* _Stated goal_: Select every line below containing the word "peace".
^^^^
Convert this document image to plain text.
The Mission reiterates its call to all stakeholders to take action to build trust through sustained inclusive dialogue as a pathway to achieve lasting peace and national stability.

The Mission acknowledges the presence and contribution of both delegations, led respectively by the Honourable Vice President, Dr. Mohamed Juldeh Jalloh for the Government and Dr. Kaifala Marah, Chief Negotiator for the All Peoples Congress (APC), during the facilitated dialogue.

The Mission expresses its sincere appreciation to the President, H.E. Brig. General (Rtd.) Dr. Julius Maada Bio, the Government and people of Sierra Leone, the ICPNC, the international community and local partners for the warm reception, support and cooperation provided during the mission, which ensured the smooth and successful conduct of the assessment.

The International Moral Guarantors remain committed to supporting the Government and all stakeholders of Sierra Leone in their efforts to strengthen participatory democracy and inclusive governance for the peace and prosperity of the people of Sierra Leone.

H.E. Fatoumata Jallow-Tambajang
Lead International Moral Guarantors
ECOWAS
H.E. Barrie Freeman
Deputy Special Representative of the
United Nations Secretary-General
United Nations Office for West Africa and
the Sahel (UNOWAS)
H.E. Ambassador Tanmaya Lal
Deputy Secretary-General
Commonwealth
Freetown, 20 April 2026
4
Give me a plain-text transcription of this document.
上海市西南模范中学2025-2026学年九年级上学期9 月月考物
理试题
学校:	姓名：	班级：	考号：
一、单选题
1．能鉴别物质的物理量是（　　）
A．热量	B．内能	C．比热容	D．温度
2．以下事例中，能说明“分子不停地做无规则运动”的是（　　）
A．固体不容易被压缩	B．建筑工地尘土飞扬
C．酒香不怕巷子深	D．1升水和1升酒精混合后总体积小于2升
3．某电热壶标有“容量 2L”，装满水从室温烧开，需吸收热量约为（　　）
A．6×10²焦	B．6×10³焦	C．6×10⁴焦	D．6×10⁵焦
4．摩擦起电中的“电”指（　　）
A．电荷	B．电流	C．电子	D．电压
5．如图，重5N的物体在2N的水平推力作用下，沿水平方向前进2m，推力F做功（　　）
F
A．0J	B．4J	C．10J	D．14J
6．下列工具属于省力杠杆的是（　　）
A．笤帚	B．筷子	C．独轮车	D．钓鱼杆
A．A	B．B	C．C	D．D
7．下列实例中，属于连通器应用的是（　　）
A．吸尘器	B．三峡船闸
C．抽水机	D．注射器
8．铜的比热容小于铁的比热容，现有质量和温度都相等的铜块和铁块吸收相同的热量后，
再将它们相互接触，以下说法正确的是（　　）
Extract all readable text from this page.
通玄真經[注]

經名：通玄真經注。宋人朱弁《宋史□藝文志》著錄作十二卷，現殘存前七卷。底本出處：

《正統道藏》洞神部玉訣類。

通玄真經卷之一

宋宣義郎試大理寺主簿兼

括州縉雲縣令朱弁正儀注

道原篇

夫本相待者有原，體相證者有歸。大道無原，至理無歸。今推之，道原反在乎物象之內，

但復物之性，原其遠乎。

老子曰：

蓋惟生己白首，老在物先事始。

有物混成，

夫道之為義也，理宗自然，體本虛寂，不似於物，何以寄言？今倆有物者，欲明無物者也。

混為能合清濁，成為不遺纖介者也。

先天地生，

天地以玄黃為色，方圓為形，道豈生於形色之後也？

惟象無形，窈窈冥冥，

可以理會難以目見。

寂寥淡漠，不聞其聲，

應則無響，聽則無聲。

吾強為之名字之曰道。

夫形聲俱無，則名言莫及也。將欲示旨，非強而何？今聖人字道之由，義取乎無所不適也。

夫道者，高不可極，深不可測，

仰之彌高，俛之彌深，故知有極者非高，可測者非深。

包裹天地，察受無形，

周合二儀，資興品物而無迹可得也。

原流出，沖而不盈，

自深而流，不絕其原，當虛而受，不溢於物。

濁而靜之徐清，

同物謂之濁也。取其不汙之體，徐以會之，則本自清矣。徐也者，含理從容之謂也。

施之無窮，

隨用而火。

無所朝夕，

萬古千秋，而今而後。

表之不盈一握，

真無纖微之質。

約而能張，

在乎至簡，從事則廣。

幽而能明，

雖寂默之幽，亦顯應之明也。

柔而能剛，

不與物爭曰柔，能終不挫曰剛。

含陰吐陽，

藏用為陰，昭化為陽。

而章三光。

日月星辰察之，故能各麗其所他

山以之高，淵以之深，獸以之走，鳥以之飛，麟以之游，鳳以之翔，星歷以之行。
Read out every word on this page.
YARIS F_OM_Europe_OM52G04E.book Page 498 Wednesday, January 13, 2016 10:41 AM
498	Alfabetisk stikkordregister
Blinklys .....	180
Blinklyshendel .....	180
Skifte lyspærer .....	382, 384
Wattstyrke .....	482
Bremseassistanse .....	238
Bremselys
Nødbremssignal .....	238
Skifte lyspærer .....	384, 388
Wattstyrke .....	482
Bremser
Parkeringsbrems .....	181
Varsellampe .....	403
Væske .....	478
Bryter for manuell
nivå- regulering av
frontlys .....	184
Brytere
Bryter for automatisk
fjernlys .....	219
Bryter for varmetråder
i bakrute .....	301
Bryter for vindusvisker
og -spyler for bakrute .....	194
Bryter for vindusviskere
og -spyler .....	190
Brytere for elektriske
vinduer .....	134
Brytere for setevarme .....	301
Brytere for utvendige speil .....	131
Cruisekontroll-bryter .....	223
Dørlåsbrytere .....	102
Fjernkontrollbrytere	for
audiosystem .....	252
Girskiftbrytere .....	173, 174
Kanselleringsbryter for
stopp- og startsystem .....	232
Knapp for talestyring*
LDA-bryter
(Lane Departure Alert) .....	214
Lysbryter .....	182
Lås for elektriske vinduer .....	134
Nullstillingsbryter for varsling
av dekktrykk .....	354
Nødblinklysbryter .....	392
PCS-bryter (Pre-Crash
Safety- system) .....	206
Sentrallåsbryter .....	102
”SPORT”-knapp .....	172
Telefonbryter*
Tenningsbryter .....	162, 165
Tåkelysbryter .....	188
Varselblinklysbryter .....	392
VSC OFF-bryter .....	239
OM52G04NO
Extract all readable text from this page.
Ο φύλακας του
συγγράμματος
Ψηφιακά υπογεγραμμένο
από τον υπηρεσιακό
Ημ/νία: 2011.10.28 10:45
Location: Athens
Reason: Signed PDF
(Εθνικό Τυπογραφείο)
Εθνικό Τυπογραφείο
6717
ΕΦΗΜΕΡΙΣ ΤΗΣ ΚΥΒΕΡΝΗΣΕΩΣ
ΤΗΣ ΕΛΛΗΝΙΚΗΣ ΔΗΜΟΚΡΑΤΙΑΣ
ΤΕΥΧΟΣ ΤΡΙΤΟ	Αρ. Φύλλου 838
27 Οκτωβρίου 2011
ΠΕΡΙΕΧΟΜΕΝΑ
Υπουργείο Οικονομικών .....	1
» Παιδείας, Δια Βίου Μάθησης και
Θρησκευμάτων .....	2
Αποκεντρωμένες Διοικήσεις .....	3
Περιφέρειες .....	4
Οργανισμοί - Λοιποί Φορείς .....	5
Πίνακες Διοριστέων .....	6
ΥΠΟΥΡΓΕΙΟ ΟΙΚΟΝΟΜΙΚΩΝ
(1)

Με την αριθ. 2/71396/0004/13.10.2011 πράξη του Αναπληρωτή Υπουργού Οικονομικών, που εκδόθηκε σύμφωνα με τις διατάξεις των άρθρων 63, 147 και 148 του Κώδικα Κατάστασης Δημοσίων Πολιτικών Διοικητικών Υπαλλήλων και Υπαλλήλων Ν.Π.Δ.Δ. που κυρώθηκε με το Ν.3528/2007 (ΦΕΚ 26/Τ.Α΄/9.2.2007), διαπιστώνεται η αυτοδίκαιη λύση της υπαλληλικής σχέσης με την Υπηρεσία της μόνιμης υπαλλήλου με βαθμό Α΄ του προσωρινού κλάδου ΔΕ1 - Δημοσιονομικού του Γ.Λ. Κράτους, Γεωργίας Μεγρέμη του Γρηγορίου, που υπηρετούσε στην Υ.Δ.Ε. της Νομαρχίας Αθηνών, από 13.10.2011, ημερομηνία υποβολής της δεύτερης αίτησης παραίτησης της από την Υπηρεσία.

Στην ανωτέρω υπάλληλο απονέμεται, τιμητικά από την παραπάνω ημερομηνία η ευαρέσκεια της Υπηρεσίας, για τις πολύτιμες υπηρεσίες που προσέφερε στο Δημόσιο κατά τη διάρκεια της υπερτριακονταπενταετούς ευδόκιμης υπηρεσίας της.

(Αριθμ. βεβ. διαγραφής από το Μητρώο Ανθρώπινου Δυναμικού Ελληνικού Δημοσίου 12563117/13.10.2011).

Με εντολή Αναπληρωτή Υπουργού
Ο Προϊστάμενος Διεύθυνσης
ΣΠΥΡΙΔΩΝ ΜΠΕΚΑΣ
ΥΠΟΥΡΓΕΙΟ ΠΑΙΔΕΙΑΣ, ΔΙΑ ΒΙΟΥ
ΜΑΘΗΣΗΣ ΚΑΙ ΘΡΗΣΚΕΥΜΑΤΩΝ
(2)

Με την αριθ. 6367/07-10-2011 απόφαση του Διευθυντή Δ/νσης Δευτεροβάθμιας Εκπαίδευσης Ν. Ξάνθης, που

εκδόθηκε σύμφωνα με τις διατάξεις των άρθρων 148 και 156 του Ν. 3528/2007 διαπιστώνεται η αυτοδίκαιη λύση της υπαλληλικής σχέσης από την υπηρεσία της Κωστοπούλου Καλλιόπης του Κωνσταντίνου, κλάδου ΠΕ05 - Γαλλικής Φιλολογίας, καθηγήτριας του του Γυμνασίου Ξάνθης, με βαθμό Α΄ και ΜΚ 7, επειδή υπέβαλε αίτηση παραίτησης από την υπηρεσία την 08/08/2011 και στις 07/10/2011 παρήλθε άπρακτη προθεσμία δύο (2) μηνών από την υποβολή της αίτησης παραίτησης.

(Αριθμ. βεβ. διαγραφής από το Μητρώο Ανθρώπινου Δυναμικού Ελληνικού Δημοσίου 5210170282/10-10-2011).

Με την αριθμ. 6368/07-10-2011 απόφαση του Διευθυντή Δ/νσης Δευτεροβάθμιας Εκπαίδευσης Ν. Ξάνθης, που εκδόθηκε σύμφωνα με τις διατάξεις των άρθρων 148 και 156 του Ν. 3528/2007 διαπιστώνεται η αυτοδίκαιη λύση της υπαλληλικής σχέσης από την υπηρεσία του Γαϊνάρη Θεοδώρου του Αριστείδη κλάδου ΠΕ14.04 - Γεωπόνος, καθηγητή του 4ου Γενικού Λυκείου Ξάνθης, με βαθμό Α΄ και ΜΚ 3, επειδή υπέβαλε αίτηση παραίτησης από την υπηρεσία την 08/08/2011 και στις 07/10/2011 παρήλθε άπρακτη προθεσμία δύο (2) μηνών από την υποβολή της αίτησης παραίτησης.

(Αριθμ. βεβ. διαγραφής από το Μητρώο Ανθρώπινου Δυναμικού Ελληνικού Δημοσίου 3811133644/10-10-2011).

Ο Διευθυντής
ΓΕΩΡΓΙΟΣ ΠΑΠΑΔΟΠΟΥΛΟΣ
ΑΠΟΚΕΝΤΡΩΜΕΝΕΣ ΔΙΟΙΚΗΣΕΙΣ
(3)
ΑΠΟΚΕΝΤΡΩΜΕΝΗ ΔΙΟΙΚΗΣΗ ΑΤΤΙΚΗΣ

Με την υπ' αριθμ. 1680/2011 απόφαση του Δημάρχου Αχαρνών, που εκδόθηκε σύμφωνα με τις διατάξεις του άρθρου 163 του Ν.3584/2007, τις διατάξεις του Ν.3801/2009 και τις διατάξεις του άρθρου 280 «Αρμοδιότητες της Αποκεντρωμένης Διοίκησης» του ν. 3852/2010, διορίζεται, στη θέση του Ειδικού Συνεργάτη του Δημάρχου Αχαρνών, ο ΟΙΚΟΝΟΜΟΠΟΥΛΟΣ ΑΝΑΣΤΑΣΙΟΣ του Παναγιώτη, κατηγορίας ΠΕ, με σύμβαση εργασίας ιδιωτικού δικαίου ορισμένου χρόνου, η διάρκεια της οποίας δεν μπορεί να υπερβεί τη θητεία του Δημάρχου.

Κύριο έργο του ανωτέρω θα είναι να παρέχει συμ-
^^^^
* _Complete answer_:
The Mission reiterates its call to all stakeholders to take action to build trust through sustained inclusive dialogue as a pathway to achieve lasting peace and national stability.
The International Moral Guarantors remain committed to supporting the Government and all stakeholders of Sierra Leone in their efforts to strengthen participatory democracy and inclusive governance for the peace and prosperity of the people of Sierra Leone.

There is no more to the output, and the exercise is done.